Data records:
======

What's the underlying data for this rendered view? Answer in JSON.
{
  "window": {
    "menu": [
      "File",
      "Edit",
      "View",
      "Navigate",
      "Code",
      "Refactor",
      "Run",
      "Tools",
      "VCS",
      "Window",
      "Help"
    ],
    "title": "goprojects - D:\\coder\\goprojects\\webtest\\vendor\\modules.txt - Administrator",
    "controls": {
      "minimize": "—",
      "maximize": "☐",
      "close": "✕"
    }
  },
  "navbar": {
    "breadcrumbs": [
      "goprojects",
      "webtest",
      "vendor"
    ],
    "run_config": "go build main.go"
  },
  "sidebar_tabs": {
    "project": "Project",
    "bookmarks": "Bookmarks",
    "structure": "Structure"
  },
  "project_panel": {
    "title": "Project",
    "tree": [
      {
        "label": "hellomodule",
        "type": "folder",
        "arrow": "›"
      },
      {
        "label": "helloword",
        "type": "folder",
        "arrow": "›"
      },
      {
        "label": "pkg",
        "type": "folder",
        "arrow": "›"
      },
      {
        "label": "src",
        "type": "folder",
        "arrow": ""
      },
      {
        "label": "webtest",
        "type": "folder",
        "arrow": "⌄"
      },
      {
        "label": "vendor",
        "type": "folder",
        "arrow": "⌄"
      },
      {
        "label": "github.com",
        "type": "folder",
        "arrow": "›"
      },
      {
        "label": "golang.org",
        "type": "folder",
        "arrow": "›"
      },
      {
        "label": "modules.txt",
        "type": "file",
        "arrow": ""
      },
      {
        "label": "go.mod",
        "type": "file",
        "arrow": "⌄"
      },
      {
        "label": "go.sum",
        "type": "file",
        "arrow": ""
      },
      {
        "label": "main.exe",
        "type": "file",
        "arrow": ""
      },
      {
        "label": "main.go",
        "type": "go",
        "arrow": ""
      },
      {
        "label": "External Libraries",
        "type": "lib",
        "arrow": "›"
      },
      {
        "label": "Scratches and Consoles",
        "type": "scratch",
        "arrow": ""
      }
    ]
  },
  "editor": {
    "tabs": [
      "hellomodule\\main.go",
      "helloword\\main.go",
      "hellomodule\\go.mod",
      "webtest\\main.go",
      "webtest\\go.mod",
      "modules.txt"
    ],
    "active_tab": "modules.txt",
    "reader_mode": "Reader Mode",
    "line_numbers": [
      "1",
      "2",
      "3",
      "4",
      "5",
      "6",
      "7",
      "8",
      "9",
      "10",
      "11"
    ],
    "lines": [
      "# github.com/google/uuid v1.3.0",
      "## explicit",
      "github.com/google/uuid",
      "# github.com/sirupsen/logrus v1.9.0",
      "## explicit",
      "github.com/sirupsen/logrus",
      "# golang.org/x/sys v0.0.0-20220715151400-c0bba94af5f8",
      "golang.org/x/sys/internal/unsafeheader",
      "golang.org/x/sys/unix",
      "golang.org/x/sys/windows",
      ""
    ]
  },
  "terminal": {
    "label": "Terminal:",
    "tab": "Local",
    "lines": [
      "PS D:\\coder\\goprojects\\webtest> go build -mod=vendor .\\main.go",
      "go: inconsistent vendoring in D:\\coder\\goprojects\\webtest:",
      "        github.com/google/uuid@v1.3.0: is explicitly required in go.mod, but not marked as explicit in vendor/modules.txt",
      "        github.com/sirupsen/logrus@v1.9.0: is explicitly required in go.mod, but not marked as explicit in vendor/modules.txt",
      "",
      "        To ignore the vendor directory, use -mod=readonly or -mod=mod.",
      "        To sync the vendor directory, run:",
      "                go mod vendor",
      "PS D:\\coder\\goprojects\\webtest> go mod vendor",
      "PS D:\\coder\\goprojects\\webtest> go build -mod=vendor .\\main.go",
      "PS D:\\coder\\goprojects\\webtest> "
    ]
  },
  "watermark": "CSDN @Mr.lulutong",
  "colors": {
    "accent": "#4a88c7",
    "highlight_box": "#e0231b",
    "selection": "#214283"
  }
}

======

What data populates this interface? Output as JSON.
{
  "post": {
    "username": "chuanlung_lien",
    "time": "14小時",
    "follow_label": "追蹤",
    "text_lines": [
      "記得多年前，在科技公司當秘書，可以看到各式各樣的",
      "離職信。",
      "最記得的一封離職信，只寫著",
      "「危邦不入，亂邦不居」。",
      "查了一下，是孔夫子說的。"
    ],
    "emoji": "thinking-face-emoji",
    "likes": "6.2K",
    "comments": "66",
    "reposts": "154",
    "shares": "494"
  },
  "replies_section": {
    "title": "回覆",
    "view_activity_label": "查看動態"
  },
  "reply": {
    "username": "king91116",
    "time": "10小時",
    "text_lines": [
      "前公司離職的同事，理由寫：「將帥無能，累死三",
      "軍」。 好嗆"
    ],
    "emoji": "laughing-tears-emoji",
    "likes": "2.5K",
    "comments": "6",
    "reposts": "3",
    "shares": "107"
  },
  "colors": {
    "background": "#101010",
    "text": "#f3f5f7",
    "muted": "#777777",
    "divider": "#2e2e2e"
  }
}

======

GIVEN EXERCISE
For the entries above, state how many lines contain the word "emoji". Provide the number by itself.

ANSWER TO THE TASK
2